*Written exercise*
List all lines of the data that include the string "high".

BEGIN Data listing

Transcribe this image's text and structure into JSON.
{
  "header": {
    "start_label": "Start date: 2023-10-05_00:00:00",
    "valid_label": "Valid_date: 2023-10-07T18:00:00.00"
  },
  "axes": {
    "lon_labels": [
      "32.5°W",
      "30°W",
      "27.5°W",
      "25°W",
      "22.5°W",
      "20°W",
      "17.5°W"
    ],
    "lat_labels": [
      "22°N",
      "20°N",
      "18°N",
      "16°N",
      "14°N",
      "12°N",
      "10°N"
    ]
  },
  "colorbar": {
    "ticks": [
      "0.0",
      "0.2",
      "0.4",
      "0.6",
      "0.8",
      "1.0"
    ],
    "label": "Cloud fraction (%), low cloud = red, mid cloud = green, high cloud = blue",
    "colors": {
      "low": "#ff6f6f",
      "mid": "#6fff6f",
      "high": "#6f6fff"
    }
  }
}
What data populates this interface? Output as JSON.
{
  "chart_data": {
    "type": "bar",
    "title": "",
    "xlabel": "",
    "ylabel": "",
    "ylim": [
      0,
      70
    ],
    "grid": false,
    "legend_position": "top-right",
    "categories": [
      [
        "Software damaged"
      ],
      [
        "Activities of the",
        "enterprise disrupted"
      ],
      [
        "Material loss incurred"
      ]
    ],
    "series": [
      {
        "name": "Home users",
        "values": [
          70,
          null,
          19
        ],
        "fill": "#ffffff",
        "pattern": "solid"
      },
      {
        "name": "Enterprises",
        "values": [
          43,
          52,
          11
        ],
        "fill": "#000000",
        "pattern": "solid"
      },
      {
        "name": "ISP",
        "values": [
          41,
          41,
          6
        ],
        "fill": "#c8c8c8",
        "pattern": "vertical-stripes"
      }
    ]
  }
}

END Data listing

*Answer for the task*
    "label": "Cloud fraction (%), low cloud = red, mid cloud = green, high cloud = blue",
      "high": "#6f6fff"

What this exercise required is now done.